**Input material:**
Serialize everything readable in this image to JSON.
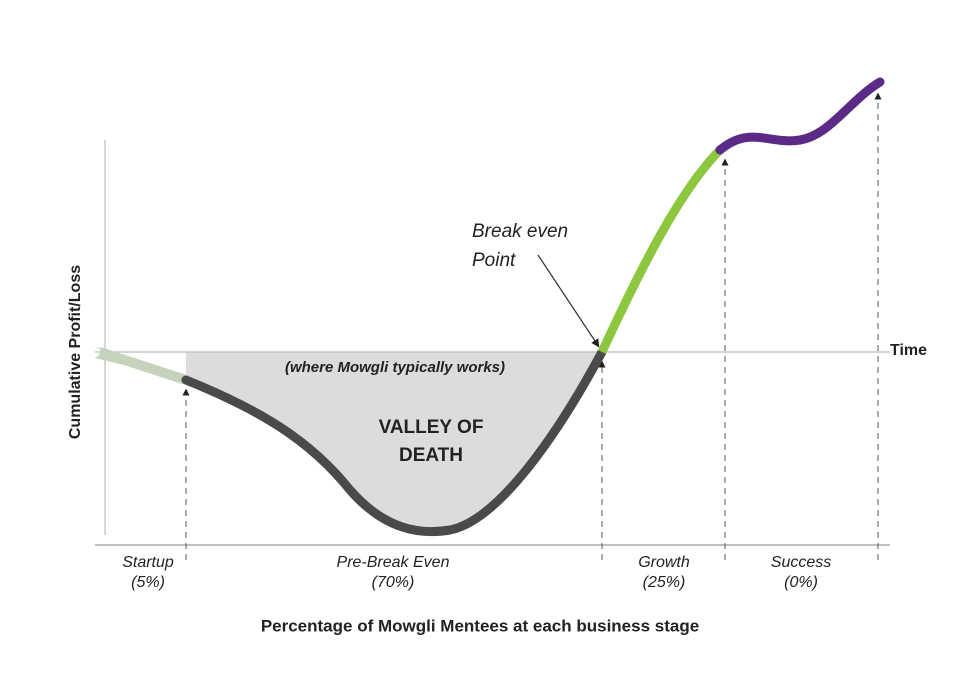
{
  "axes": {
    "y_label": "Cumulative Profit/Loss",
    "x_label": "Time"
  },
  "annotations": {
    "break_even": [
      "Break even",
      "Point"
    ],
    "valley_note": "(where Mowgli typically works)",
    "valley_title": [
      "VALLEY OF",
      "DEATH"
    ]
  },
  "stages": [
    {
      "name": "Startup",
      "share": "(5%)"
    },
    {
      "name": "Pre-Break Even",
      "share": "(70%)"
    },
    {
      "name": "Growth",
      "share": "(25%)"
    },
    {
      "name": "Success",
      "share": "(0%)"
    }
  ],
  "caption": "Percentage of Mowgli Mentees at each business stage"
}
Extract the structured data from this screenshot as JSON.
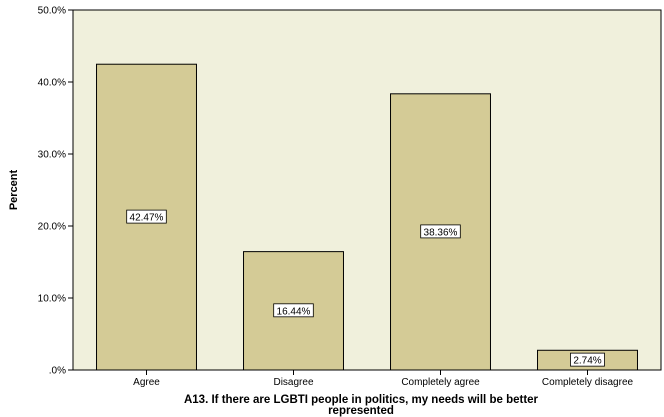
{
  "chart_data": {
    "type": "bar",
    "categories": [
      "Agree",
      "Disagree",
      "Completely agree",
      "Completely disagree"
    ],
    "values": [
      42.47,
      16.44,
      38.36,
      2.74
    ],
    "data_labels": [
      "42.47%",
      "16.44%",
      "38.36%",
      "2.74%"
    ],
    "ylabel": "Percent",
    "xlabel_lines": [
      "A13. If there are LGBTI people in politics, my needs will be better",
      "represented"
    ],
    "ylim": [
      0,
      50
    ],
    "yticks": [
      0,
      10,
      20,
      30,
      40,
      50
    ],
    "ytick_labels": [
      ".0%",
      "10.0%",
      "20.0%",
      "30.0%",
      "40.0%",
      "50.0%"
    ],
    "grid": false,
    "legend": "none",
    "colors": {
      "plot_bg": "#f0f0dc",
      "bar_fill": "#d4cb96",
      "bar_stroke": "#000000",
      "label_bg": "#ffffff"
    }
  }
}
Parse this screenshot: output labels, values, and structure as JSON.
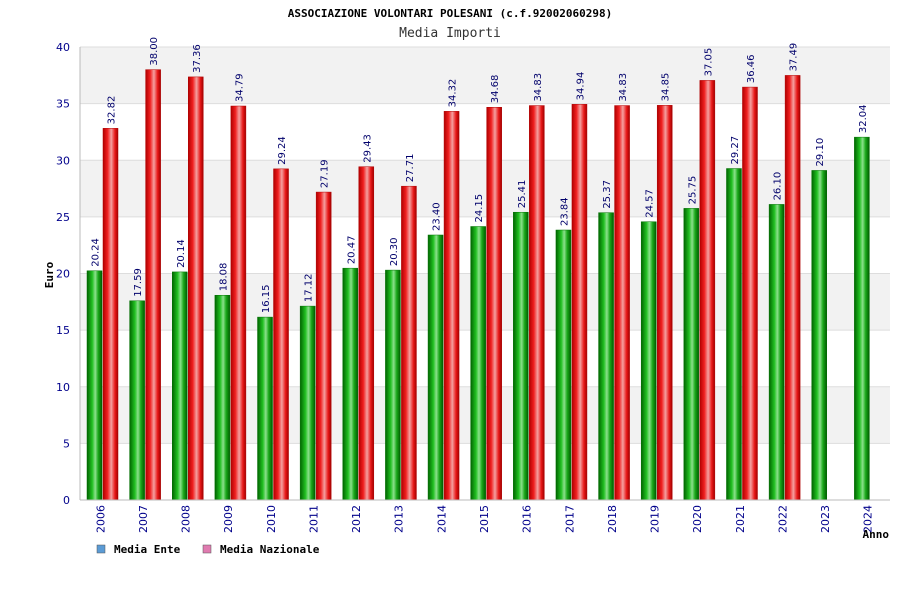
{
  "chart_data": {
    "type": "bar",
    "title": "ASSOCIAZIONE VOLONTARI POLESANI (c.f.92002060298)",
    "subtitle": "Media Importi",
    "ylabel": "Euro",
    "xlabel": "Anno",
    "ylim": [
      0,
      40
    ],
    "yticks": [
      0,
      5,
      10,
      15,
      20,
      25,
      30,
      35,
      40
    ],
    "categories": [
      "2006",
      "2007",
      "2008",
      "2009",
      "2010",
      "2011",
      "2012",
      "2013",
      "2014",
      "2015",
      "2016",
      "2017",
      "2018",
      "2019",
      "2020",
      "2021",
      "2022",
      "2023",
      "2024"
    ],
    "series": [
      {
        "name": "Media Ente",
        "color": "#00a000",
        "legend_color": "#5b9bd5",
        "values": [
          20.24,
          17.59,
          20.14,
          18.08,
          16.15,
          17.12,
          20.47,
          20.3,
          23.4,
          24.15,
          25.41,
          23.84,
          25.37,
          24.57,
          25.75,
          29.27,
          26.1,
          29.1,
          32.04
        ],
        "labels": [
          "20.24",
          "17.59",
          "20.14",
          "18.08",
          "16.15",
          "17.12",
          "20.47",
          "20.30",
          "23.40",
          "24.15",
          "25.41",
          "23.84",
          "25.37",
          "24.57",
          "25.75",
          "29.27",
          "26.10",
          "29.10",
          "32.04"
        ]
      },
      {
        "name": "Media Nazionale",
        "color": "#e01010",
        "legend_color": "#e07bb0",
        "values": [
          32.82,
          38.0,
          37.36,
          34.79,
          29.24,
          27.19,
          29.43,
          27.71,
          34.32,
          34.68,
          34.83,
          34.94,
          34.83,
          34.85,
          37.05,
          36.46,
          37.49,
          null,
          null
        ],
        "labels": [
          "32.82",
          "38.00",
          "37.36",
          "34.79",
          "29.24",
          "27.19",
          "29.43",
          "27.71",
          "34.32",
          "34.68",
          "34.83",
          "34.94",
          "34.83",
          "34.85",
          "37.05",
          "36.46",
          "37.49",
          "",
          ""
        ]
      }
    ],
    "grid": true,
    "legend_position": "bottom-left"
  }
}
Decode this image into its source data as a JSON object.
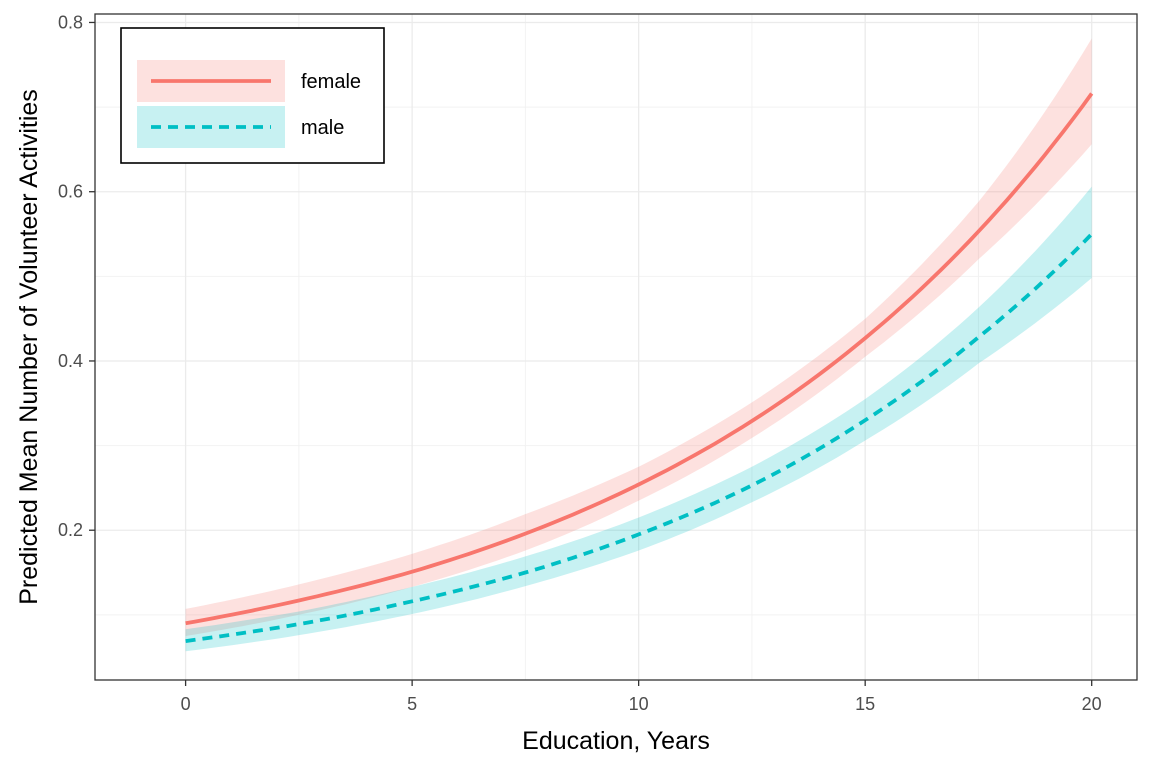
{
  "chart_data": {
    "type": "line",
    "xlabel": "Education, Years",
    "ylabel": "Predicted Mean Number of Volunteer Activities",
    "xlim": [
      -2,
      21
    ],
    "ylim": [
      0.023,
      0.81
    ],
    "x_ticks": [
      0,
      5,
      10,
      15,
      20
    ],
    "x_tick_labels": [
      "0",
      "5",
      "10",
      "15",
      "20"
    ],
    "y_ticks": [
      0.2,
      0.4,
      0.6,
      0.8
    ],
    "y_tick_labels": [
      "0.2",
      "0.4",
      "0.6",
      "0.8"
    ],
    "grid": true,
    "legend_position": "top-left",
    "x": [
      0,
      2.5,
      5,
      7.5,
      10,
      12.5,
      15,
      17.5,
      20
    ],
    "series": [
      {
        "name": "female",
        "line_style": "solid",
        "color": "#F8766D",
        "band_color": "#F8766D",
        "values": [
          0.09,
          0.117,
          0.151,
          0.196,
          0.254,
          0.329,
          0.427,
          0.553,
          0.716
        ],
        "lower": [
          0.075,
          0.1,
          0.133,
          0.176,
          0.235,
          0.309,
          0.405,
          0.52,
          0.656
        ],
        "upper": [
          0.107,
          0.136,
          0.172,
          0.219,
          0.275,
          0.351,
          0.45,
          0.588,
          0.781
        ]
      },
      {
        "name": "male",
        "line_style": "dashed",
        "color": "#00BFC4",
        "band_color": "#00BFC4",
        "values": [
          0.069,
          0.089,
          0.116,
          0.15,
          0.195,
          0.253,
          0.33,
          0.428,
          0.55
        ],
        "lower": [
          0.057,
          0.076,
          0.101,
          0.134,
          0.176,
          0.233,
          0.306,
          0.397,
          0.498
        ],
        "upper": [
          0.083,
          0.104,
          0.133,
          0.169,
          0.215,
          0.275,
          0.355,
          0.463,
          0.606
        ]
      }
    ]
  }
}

**Requirement:** Beginning with the line that contains "Decode this image" in the data above, please copy each line exactly until the last line, both ends included, skipping any pictures.

**Reply to the task:**
Decode this image into its source data as a JSON object.
{
  "chart_data": {
    "type": "line",
    "xlabel": "Education, Years",
    "ylabel": "Predicted Mean Number of Volunteer Activities",
    "xlim": [
      -2,
      21
    ],
    "ylim": [
      0.023,
      0.81
    ],
    "x_ticks": [
      0,
      5,
      10,
      15,
      20
    ],
    "x_tick_labels": [
      "0",
      "5",
      "10",
      "15",
      "20"
    ],
    "y_ticks": [
      0.2,
      0.4,
      0.6,
      0.8
    ],
    "y_tick_labels": [
      "0.2",
      "0.4",
      "0.6",
      "0.8"
    ],
    "grid": true,
    "legend_position": "top-left",
    "x": [
      0,
      2.5,
      5,
      7.5,
      10,
      12.5,
      15,
      17.5,
      20
    ],
    "series": [
      {
        "name": "female",
        "line_style": "solid",
        "color": "#F8766D",
        "band_color": "#F8766D",
        "values": [
          0.09,
          0.117,
          0.151,
          0.196,
          0.254,
          0.329,
          0.427,
          0.553,
          0.716
        ],
        "lower": [
          0.075,
          0.1,
          0.133,
          0.176,
          0.235,
          0.309,
          0.405,
          0.52,
          0.656
        ],
        "upper": [
          0.107,
          0.136,
          0.172,
          0.219,
          0.275,
          0.351,
          0.45,
          0.588,
          0.781
        ]
      },
      {
        "name": "male",
        "line_style": "dashed",
        "color": "#00BFC4",
        "band_color": "#00BFC4",
        "values": [
          0.069,
          0.089,
          0.116,
          0.15,
          0.195,
          0.253,
          0.33,
          0.428,
          0.55
        ],
        "lower": [
          0.057,
          0.076,
          0.101,
          0.134,
          0.176,
          0.233,
          0.306,
          0.397,
          0.498
        ],
        "upper": [
          0.083,
          0.104,
          0.133,
          0.169,
          0.215,
          0.275,
          0.355,
          0.463,
          0.606
        ]
      }
    ]
  }
}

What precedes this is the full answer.